(AIM OF THE EXERCISE): Return the records word for word. Any pictures in them are not part of the copy.

(LISTED RECORDS):
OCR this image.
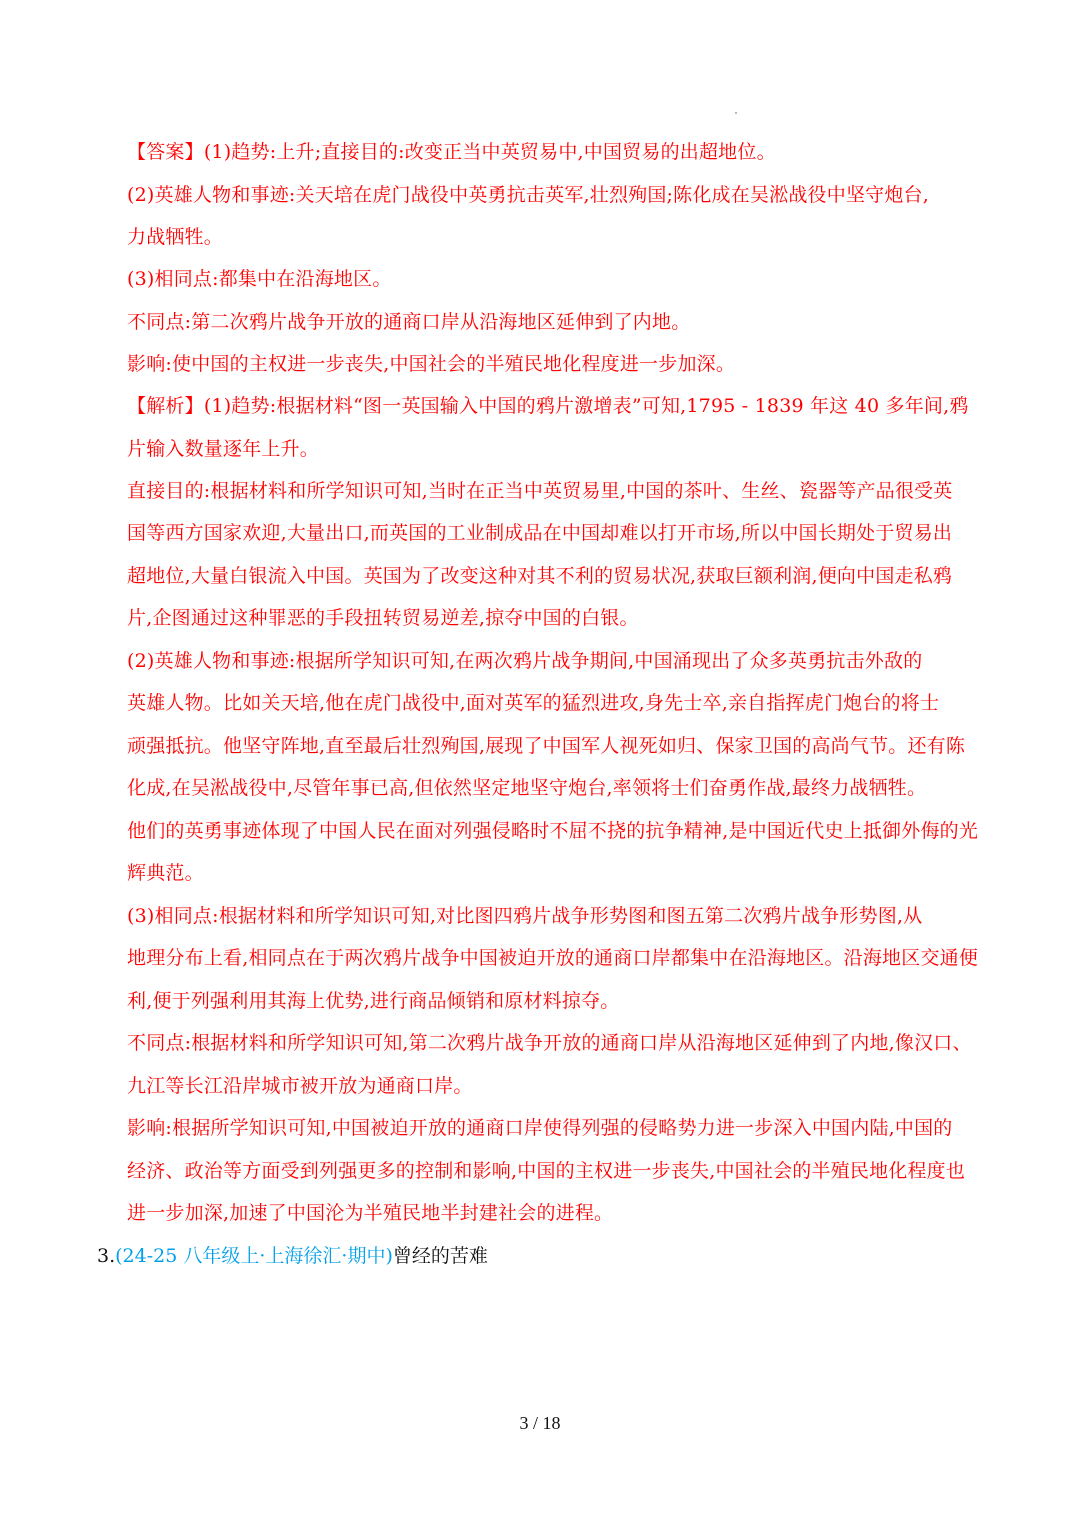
【答案】(1)趋势:上升;直接目的:改变正当中英贸易中,中国贸易的出超地位。
(2)英雄人物和事迹:关天培在虎门战役中英勇抗击英军,壮烈殉国;陈化成在吴淞战役中坚守炮台,
力战牺牲。
(3)相同点:都集中在沿海地区。
不同点:第二次鸦片战争开放的通商口岸从沿海地区延伸到了内地。
影响:使中国的主权进一步丧失,中国社会的半殖民地化程度进一步加深。
【解析】(1)趋势:根据材料“图一英国输入中国的鸦片激增表”可知,1795 - 1839 年这 40 多年间,鸦
片输入数量逐年上升。
直接目的:根据材料和所学知识可知,当时在正当中英贸易里,中国的茶叶、生丝、瓷器等产品很受英
国等西方国家欢迎,大量出口,而英国的工业制成品在中国却难以打开市场,所以中国长期处于贸易出
超地位,大量白银流入中国。英国为了改变这种对其不利的贸易状况,获取巨额利润,便向中国走私鸦
片,企图通过这种罪恶的手段扭转贸易逆差,掠夺中国的白银。
(2)英雄人物和事迹:根据所学知识可知,在两次鸦片战争期间,中国涌现出了众多英勇抗击外敌的
英雄人物。比如关天培,他在虎门战役中,面对英军的猛烈进攻,身先士卒,亲自指挥虎门炮台的将士
顽强抵抗。他坚守阵地,直至最后壮烈殉国,展现了中国军人视死如归、保家卫国的高尚气节。还有陈
化成,在吴淞战役中,尽管年事已高,但依然坚定地坚守炮台,率领将士们奋勇作战,最终力战牺牲。
他们的英勇事迹体现了中国人民在面对列强侵略时不屈不挠的抗争精神,是中国近代史上抵御外侮的光
辉典范。
(3)相同点:根据材料和所学知识可知,对比图四鸦片战争形势图和图五第二次鸦片战争形势图,从
地理分布上看,相同点在于两次鸦片战争中国被迫开放的通商口岸都集中在沿海地区。沿海地区交通便
利,便于列强利用其海上优势,进行商品倾销和原材料掠夺。
不同点:根据材料和所学知识可知,第二次鸦片战争开放的通商口岸从沿海地区延伸到了内地,像汉口、
九江等长江沿岸城市被开放为通商口岸。
影响:根据所学知识可知,中国被迫开放的通商口岸使得列强的侵略势力进一步深入中国内陆,中国的
经济、政治等方面受到列强更多的控制和影响,中国的主权进一步丧失,中国社会的半殖民地化程度也
进一步加深,加速了中国沦为半殖民地半封建社会的进程。
3.(24-25 八年级上·上海徐汇·期中)曾经的苦难
3 / 18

(COMPLETE OUTPUT):
OCR this image.
【答案】(1)趋势:上升;直接目的:改变正当中英贸易中,中国贸易的出超地位。
(2)英雄人物和事迹:关天培在虎门战役中英勇抗击英军,壮烈殉国;陈化成在吴淞战役中坚守炮台,
力战牺牲。
(3)相同点:都集中在沿海地区。
不同点:第二次鸦片战争开放的通商口岸从沿海地区延伸到了内地。
影响:使中国的主权进一步丧失,中国社会的半殖民地化程度进一步加深。
【解析】(1)趋势:根据材料“图一英国输入中国的鸦片激增表”可知,1795 - 1839 年这 40 多年间,鸦
片输入数量逐年上升。
直接目的:根据材料和所学知识可知,当时在正当中英贸易里,中国的茶叶、生丝、瓷器等产品很受英
国等西方国家欢迎,大量出口,而英国的工业制成品在中国却难以打开市场,所以中国长期处于贸易出
超地位,大量白银流入中国。英国为了改变这种对其不利的贸易状况,获取巨额利润,便向中国走私鸦
片,企图通过这种罪恶的手段扭转贸易逆差,掠夺中国的白银。
(2)英雄人物和事迹:根据所学知识可知,在两次鸦片战争期间,中国涌现出了众多英勇抗击外敌的
英雄人物。比如关天培,他在虎门战役中,面对英军的猛烈进攻,身先士卒,亲自指挥虎门炮台的将士
顽强抵抗。他坚守阵地,直至最后壮烈殉国,展现了中国军人视死如归、保家卫国的高尚气节。还有陈
化成,在吴淞战役中,尽管年事已高,但依然坚定地坚守炮台,率领将士们奋勇作战,最终力战牺牲。
他们的英勇事迹体现了中国人民在面对列强侵略时不屈不挠的抗争精神,是中国近代史上抵御外侮的光
辉典范。
(3)相同点:根据材料和所学知识可知,对比图四鸦片战争形势图和图五第二次鸦片战争形势图,从
地理分布上看,相同点在于两次鸦片战争中国被迫开放的通商口岸都集中在沿海地区。沿海地区交通便
利,便于列强利用其海上优势,进行商品倾销和原材料掠夺。
不同点:根据材料和所学知识可知,第二次鸦片战争开放的通商口岸从沿海地区延伸到了内地,像汉口、
九江等长江沿岸城市被开放为通商口岸。
影响:根据所学知识可知,中国被迫开放的通商口岸使得列强的侵略势力进一步深入中国内陆,中国的
经济、政治等方面受到列强更多的控制和影响,中国的主权进一步丧失,中国社会的半殖民地化程度也
进一步加深,加速了中国沦为半殖民地半封建社会的进程。
3.(24-25 八年级上·上海徐汇·期中)曾经的苦难
3 / 18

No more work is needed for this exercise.